— START MATERIALS PROVIDED —

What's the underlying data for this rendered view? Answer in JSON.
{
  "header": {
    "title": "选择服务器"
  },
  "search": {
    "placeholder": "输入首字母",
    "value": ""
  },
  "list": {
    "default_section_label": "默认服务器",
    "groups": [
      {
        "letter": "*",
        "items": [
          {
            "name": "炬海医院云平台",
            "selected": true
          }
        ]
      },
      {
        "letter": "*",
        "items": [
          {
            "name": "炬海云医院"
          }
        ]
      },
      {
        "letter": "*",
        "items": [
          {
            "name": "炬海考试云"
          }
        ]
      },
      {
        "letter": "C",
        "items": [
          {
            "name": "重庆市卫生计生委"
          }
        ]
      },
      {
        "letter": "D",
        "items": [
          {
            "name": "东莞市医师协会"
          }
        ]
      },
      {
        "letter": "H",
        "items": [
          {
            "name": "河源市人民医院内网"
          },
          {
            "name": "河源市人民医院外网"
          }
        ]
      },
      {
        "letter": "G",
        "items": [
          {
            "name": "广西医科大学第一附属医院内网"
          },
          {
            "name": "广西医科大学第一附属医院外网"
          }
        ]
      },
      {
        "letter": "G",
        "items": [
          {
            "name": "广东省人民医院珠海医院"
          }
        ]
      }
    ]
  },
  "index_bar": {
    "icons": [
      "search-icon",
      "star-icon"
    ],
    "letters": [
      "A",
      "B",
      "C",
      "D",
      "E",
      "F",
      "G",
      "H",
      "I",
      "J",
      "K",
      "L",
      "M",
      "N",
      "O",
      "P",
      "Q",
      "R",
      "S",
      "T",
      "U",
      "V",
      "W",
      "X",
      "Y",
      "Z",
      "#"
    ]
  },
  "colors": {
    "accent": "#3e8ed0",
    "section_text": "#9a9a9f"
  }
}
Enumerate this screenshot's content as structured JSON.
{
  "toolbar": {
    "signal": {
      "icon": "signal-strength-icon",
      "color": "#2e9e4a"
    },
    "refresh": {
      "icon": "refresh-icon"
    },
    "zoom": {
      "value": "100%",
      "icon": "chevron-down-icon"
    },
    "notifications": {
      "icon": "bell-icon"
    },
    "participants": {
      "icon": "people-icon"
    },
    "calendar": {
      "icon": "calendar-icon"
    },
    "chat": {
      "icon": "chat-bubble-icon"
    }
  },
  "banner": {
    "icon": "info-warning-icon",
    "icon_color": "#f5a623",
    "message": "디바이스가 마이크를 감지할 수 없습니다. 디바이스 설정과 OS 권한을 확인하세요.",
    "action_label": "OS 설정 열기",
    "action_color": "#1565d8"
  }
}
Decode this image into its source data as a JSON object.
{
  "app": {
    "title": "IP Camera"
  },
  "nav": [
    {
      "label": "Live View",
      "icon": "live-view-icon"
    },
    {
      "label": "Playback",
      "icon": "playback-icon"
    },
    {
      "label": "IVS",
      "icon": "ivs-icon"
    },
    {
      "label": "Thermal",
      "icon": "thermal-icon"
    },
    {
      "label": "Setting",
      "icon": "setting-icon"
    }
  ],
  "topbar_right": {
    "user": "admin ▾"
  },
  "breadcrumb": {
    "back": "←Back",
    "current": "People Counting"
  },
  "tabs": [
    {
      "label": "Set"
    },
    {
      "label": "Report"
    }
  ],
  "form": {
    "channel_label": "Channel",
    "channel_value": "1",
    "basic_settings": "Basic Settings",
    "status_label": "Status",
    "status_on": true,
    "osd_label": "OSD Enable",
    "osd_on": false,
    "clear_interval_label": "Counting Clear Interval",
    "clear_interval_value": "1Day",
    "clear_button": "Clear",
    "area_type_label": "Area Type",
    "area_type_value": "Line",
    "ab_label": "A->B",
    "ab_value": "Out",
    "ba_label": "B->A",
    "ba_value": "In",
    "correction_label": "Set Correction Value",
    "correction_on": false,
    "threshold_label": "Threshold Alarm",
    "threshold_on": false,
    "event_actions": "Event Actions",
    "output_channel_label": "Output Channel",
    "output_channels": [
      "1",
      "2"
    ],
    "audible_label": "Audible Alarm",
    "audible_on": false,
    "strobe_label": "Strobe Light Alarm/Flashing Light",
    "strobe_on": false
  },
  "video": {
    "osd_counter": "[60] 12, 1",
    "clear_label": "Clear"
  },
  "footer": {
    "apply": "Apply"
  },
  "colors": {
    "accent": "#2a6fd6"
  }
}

— END MATERIALS PROVIDED —

EXERCISE AIM →
Exactly reproduce all of the entries.

RESULT OF THIS TASK →
What's the underlying data for this rendered view? Answer in JSON.
{
  "header": {
    "title": "选择服务器"
  },
  "search": {
    "placeholder": "输入首字母",
    "value": ""
  },
  "list": {
    "default_section_label": "默认服务器",
    "groups": [
      {
        "letter": "*",
        "items": [
          {
            "name": "炬海医院云平台",
            "selected": true
          }
        ]
      },
      {
        "letter": "*",
        "items": [
          {
            "name": "炬海云医院"
          }
        ]
      },
      {
        "letter": "*",
        "items": [
          {
            "name": "炬海考试云"
          }
        ]
      },
      {
        "letter": "C",
        "items": [
          {
            "name": "重庆市卫生计生委"
          }
        ]
      },
      {
        "letter": "D",
        "items": [
          {
            "name": "东莞市医师协会"
          }
        ]
      },
      {
        "letter": "H",
        "items": [
          {
            "name": "河源市人民医院内网"
          },
          {
            "name": "河源市人民医院外网"
          }
        ]
      },
      {
        "letter": "G",
        "items": [
          {
            "name": "广西医科大学第一附属医院内网"
          },
          {
            "name": "广西医科大学第一附属医院外网"
          }
        ]
      },
      {
        "letter": "G",
        "items": [
          {
            "name": "广东省人民医院珠海医院"
          }
        ]
      }
    ]
  },
  "index_bar": {
    "icons": [
      "search-icon",
      "star-icon"
    ],
    "letters": [
      "A",
      "B",
      "C",
      "D",
      "E",
      "F",
      "G",
      "H",
      "I",
      "J",
      "K",
      "L",
      "M",
      "N",
      "O",
      "P",
      "Q",
      "R",
      "S",
      "T",
      "U",
      "V",
      "W",
      "X",
      "Y",
      "Z",
      "#"
    ]
  },
  "colors": {
    "accent": "#3e8ed0",
    "section_text": "#9a9a9f"
  }
}
Enumerate this screenshot's content as structured JSON.
{
  "toolbar": {
    "signal": {
      "icon": "signal-strength-icon",
      "color": "#2e9e4a"
    },
    "refresh": {
      "icon": "refresh-icon"
    },
    "zoom": {
      "value": "100%",
      "icon": "chevron-down-icon"
    },
    "notifications": {
      "icon": "bell-icon"
    },
    "participants": {
      "icon": "people-icon"
    },
    "calendar": {
      "icon": "calendar-icon"
    },
    "chat": {
      "icon": "chat-bubble-icon"
    }
  },
  "banner": {
    "icon": "info-warning-icon",
    "icon_color": "#f5a623",
    "message": "디바이스가 마이크를 감지할 수 없습니다. 디바이스 설정과 OS 권한을 확인하세요.",
    "action_label": "OS 설정 열기",
    "action_color": "#1565d8"
  }
}
Decode this image into its source data as a JSON object.
{
  "app": {
    "title": "IP Camera"
  },
  "nav": [
    {
      "label": "Live View",
      "icon": "live-view-icon"
    },
    {
      "label": "Playback",
      "icon": "playback-icon"
    },
    {
      "label": "IVS",
      "icon": "ivs-icon"
    },
    {
      "label": "Thermal",
      "icon": "thermal-icon"
    },
    {
      "label": "Setting",
      "icon": "setting-icon"
    }
  ],
  "topbar_right": {
    "user": "admin ▾"
  },
  "breadcrumb": {
    "back": "←Back",
    "current": "People Counting"
  },
  "tabs": [
    {
      "label": "Set"
    },
    {
      "label": "Report"
    }
  ],
  "form": {
    "channel_label": "Channel",
    "channel_value": "1",
    "basic_settings": "Basic Settings",
    "status_label": "Status",
    "status_on": true,
    "osd_label": "OSD Enable",
    "osd_on": false,
    "clear_interval_label": "Counting Clear Interval",
    "clear_interval_value": "1Day",
    "clear_button": "Clear",
    "area_type_label": "Area Type",
    "area_type_value": "Line",
    "ab_label": "A->B",
    "ab_value": "Out",
    "ba_label": "B->A",
    "ba_value": "In",
    "correction_label": "Set Correction Value",
    "correction_on": false,
    "threshold_label": "Threshold Alarm",
    "threshold_on": false,
    "event_actions": "Event Actions",
    "output_channel_label": "Output Channel",
    "output_channels": [
      "1",
      "2"
    ],
    "audible_label": "Audible Alarm",
    "audible_on": false,
    "strobe_label": "Strobe Light Alarm/Flashing Light",
    "strobe_on": false
  },
  "video": {
    "osd_counter": "[60] 12, 1",
    "clear_label": "Clear"
  },
  "footer": {
    "apply": "Apply"
  },
  "colors": {
    "accent": "#2a6fd6"
  }
}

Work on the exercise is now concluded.